• [Stated exercise]:
Quote the lines of the data below verbatim, beginning at the line that contains "Give me the" and ending at the last line, both included, and excluding pictures.

□ □ □

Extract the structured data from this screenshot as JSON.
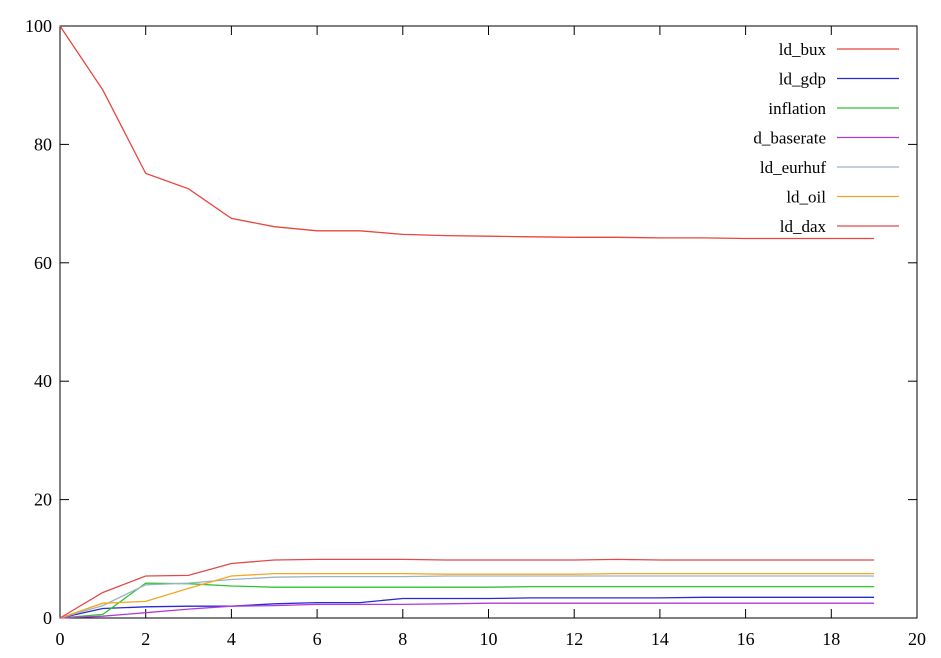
{
  "chart_data": {
    "type": "line",
    "title": "",
    "xlabel": "",
    "ylabel": "",
    "xlim": [
      0,
      20
    ],
    "ylim": [
      0,
      100
    ],
    "x_ticks": [
      "0",
      "2",
      "4",
      "6",
      "8",
      "10",
      "12",
      "14",
      "16",
      "18",
      "20"
    ],
    "y_ticks": [
      "0",
      "20",
      "40",
      "60",
      "80",
      "100"
    ],
    "grid": false,
    "legend_position": "top-right",
    "x": [
      0,
      1,
      2,
      3,
      4,
      5,
      6,
      7,
      8,
      9,
      10,
      11,
      12,
      13,
      14,
      15,
      16,
      17,
      18,
      19
    ],
    "series": [
      {
        "name": "ld_bux",
        "color": "#e8453c",
        "values": [
          100,
          89.2,
          75.1,
          72.5,
          67.5,
          66.1,
          65.4,
          65.4,
          64.8,
          64.6,
          64.5,
          64.4,
          64.3,
          64.3,
          64.2,
          64.2,
          64.1,
          64.1,
          64.1,
          64.1
        ]
      },
      {
        "name": "ld_gdp",
        "color": "#2a2ad0",
        "values": [
          0,
          1.6,
          1.9,
          2.0,
          2.0,
          2.4,
          2.6,
          2.6,
          3.3,
          3.3,
          3.3,
          3.4,
          3.4,
          3.4,
          3.4,
          3.5,
          3.5,
          3.5,
          3.5,
          3.5
        ]
      },
      {
        "name": "inflation",
        "color": "#2ec42e",
        "values": [
          0,
          0.6,
          5.9,
          5.8,
          5.4,
          5.2,
          5.2,
          5.2,
          5.2,
          5.2,
          5.2,
          5.3,
          5.3,
          5.3,
          5.3,
          5.3,
          5.3,
          5.3,
          5.3,
          5.3
        ]
      },
      {
        "name": "d_baserate",
        "color": "#b23ad8",
        "values": [
          0,
          0.3,
          0.9,
          1.5,
          2.0,
          2.1,
          2.3,
          2.3,
          2.3,
          2.4,
          2.5,
          2.5,
          2.5,
          2.5,
          2.5,
          2.5,
          2.5,
          2.5,
          2.5,
          2.5
        ]
      },
      {
        "name": "ld_eurhuf",
        "color": "#9ab3c6",
        "values": [
          0,
          2.1,
          5.6,
          5.9,
          6.5,
          6.9,
          7.0,
          7.0,
          7.0,
          7.1,
          7.1,
          7.1,
          7.1,
          7.1,
          7.1,
          7.1,
          7.1,
          7.1,
          7.1,
          7.1
        ]
      },
      {
        "name": "ld_oil",
        "color": "#f5a623",
        "values": [
          0,
          2.5,
          2.8,
          5.0,
          7.1,
          7.5,
          7.5,
          7.5,
          7.5,
          7.4,
          7.4,
          7.4,
          7.4,
          7.5,
          7.5,
          7.5,
          7.5,
          7.5,
          7.5,
          7.5
        ]
      },
      {
        "name": "ld_dax",
        "color": "#e04a4a",
        "values": [
          0,
          4.3,
          7.1,
          7.2,
          9.2,
          9.8,
          9.9,
          9.9,
          9.9,
          9.8,
          9.8,
          9.8,
          9.8,
          9.9,
          9.8,
          9.8,
          9.8,
          9.8,
          9.8,
          9.8
        ]
      }
    ]
  }
}
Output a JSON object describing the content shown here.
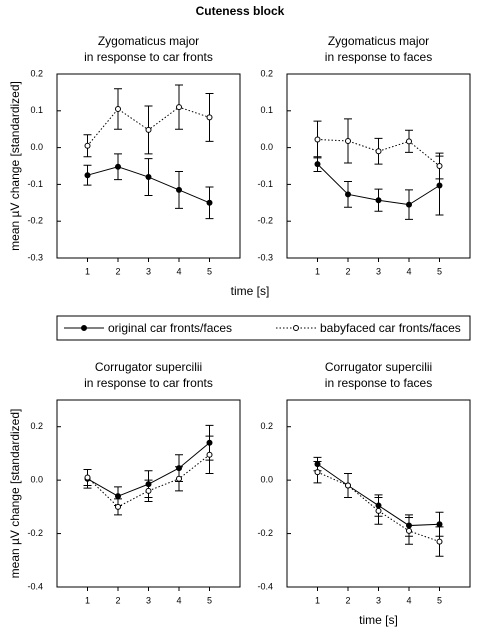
{
  "title": "Cuteness block",
  "legend": [
    "original car fronts/faces",
    "babyfaced car fronts/faces"
  ],
  "chart_data": [
    {
      "type": "line",
      "title": [
        "Zygomaticus major",
        "in response to car fronts"
      ],
      "ylabel": "mean µV change [standardized]",
      "x": [
        1,
        2,
        3,
        4,
        5
      ],
      "xlim": [
        0,
        6
      ],
      "xticks": [
        1,
        2,
        3,
        4,
        5
      ],
      "ylim": [
        -0.3,
        0.2
      ],
      "yticks": [
        -0.3,
        -0.2,
        -0.1,
        {
          "value": 0,
          "label": "0.0"
        },
        0.1,
        0.2
      ],
      "series": [
        {
          "values": [
            -0.075,
            -0.052,
            -0.08,
            -0.115,
            -0.15
          ],
          "errors": [
            0.027,
            0.035,
            0.05,
            0.05,
            0.043
          ]
        },
        {
          "values": [
            0.005,
            0.105,
            0.048,
            0.11,
            0.082
          ],
          "errors": [
            0.03,
            0.055,
            0.065,
            0.06,
            0.065
          ]
        }
      ]
    },
    {
      "type": "line",
      "title": [
        "Zygomaticus major",
        "in response to faces"
      ],
      "xlabel": "time [s]",
      "x": [
        1,
        2,
        3,
        4,
        5
      ],
      "xlim": [
        0,
        6
      ],
      "xticks": [
        1,
        2,
        3,
        4,
        5
      ],
      "ylim": [
        -0.3,
        0.2
      ],
      "yticks": [
        -0.3,
        -0.2,
        -0.1,
        {
          "value": 0,
          "label": "0.0"
        },
        0.1,
        0.2
      ],
      "series": [
        {
          "values": [
            -0.045,
            -0.127,
            -0.143,
            -0.155,
            -0.103
          ],
          "errors": [
            0.02,
            0.035,
            0.03,
            0.04,
            0.08
          ]
        },
        {
          "values": [
            0.022,
            0.018,
            -0.01,
            0.017,
            -0.05
          ],
          "errors": [
            0.05,
            0.06,
            0.035,
            0.03,
            0.035
          ]
        }
      ]
    },
    {
      "type": "line",
      "title": [
        "Corrugator supercilii",
        "in  response to car fronts"
      ],
      "ylabel": "mean µV change [standardized]",
      "x": [
        1,
        2,
        3,
        4,
        5
      ],
      "xlim": [
        0,
        6
      ],
      "xticks": [
        1,
        2,
        3,
        4,
        5
      ],
      "ylim": [
        -0.4,
        0.3
      ],
      "yticks": [
        -0.4,
        -0.2,
        {
          "value": 0,
          "label": "0.0"
        },
        0.2
      ],
      "series": [
        {
          "values": [
            0.005,
            -0.06,
            -0.015,
            0.045,
            0.14
          ],
          "errors": [
            0.035,
            0.035,
            0.05,
            0.05,
            0.065
          ]
        },
        {
          "values": [
            0.01,
            -0.1,
            -0.04,
            0.005,
            0.095
          ],
          "errors": [
            0.03,
            0.03,
            0.04,
            0.045,
            0.07
          ]
        }
      ]
    },
    {
      "type": "line",
      "title": [
        "Corrugator supercilii",
        "in  response to faces"
      ],
      "xlabel": "time [s]",
      "x": [
        1,
        2,
        3,
        4,
        5
      ],
      "xlim": [
        0,
        6
      ],
      "xticks": [
        1,
        2,
        3,
        4,
        5
      ],
      "ylim": [
        -0.4,
        0.3
      ],
      "yticks": [
        -0.4,
        -0.2,
        {
          "value": 0,
          "label": "0.0"
        },
        0.2
      ],
      "series": [
        {
          "values": [
            0.06,
            -0.02,
            -0.095,
            -0.17,
            -0.165
          ],
          "errors": [
            0.025,
            0.045,
            0.04,
            0.04,
            0.045
          ]
        },
        {
          "values": [
            0.03,
            -0.02,
            -0.115,
            -0.19,
            -0.23
          ],
          "errors": [
            0.04,
            0.045,
            0.05,
            0.05,
            0.055
          ]
        }
      ]
    }
  ]
}
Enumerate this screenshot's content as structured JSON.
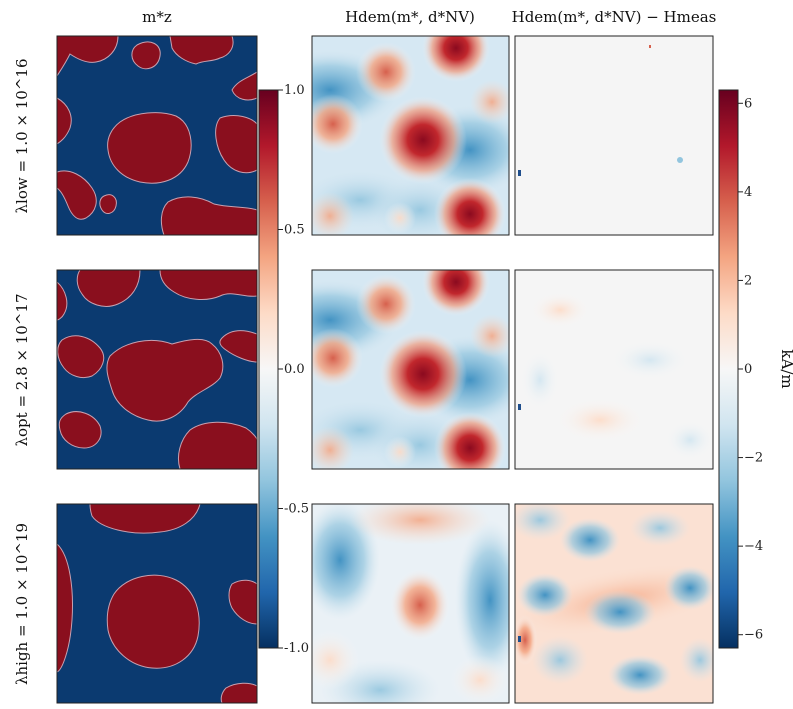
{
  "chart_data": {
    "type": "heatmap",
    "column_titles": [
      "m*z",
      "Hdem(m*, d*NV)",
      "Hdem(m*, d*NV) − Hmeas"
    ],
    "row_labels": [
      "λlow = 1.0 × 10^16",
      "λopt = 2.8 × 10^17",
      "λhigh = 1.0 × 10^19"
    ],
    "colorbar_left": {
      "range": [
        -1.0,
        1.0
      ],
      "ticks": [
        "1.0",
        "0.5",
        "0.0",
        "-0.5",
        "-1.0"
      ],
      "tick_values": [
        1.0,
        0.5,
        0.0,
        -0.5,
        -1.0
      ],
      "colormap": "RdBu_r"
    },
    "colorbar_right": {
      "range": [
        -6.3,
        6.3
      ],
      "ticks": [
        "6",
        "4",
        "2",
        "0",
        "−2",
        "−4",
        "−6"
      ],
      "tick_values": [
        6,
        4,
        2,
        0,
        -2,
        -4,
        -6
      ],
      "label": "kA/m",
      "colormap": "RdBu_r"
    }
  }
}
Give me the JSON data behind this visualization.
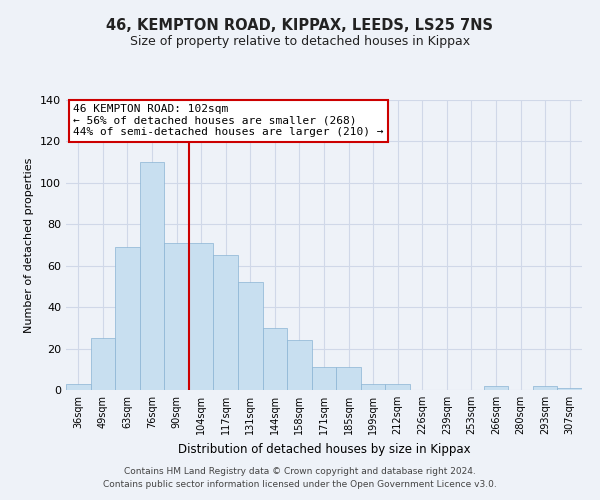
{
  "title": "46, KEMPTON ROAD, KIPPAX, LEEDS, LS25 7NS",
  "subtitle": "Size of property relative to detached houses in Kippax",
  "xlabel": "Distribution of detached houses by size in Kippax",
  "ylabel": "Number of detached properties",
  "bin_labels": [
    "36sqm",
    "49sqm",
    "63sqm",
    "76sqm",
    "90sqm",
    "104sqm",
    "117sqm",
    "131sqm",
    "144sqm",
    "158sqm",
    "171sqm",
    "185sqm",
    "199sqm",
    "212sqm",
    "226sqm",
    "239sqm",
    "253sqm",
    "266sqm",
    "280sqm",
    "293sqm",
    "307sqm"
  ],
  "bar_heights": [
    3,
    25,
    69,
    110,
    71,
    71,
    65,
    52,
    30,
    24,
    11,
    11,
    3,
    3,
    0,
    0,
    0,
    2,
    0,
    2,
    1
  ],
  "bar_color": "#c8dff0",
  "bar_edge_color": "#8ab4d4",
  "vline_x_index": 5,
  "vline_color": "#cc0000",
  "annotation_lines": [
    "46 KEMPTON ROAD: 102sqm",
    "← 56% of detached houses are smaller (268)",
    "44% of semi-detached houses are larger (210) →"
  ],
  "annotation_box_color": "#ffffff",
  "annotation_box_edge": "#cc0000",
  "ylim": [
    0,
    140
  ],
  "yticks": [
    0,
    20,
    40,
    60,
    80,
    100,
    120,
    140
  ],
  "grid_color": "#d0d8e8",
  "footer_lines": [
    "Contains HM Land Registry data © Crown copyright and database right 2024.",
    "Contains public sector information licensed under the Open Government Licence v3.0."
  ],
  "background_color": "#eef2f8"
}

□ □ □

• [Answer to the task]:
Give me the JSON data behind this visualization.
{
  "title": "46, KEMPTON ROAD, KIPPAX, LEEDS, LS25 7NS",
  "subtitle": "Size of property relative to detached houses in Kippax",
  "xlabel": "Distribution of detached houses by size in Kippax",
  "ylabel": "Number of detached properties",
  "bin_labels": [
    "36sqm",
    "49sqm",
    "63sqm",
    "76sqm",
    "90sqm",
    "104sqm",
    "117sqm",
    "131sqm",
    "144sqm",
    "158sqm",
    "171sqm",
    "185sqm",
    "199sqm",
    "212sqm",
    "226sqm",
    "239sqm",
    "253sqm",
    "266sqm",
    "280sqm",
    "293sqm",
    "307sqm"
  ],
  "bar_heights": [
    3,
    25,
    69,
    110,
    71,
    71,
    65,
    52,
    30,
    24,
    11,
    11,
    3,
    3,
    0,
    0,
    0,
    2,
    0,
    2,
    1
  ],
  "bar_color": "#c8dff0",
  "bar_edge_color": "#8ab4d4",
  "vline_x_index": 5,
  "vline_color": "#cc0000",
  "annotation_lines": [
    "46 KEMPTON ROAD: 102sqm",
    "← 56% of detached houses are smaller (268)",
    "44% of semi-detached houses are larger (210) →"
  ],
  "annotation_box_color": "#ffffff",
  "annotation_box_edge": "#cc0000",
  "ylim": [
    0,
    140
  ],
  "yticks": [
    0,
    20,
    40,
    60,
    80,
    100,
    120,
    140
  ],
  "grid_color": "#d0d8e8",
  "footer_lines": [
    "Contains HM Land Registry data © Crown copyright and database right 2024.",
    "Contains public sector information licensed under the Open Government Licence v3.0."
  ],
  "background_color": "#eef2f8"
}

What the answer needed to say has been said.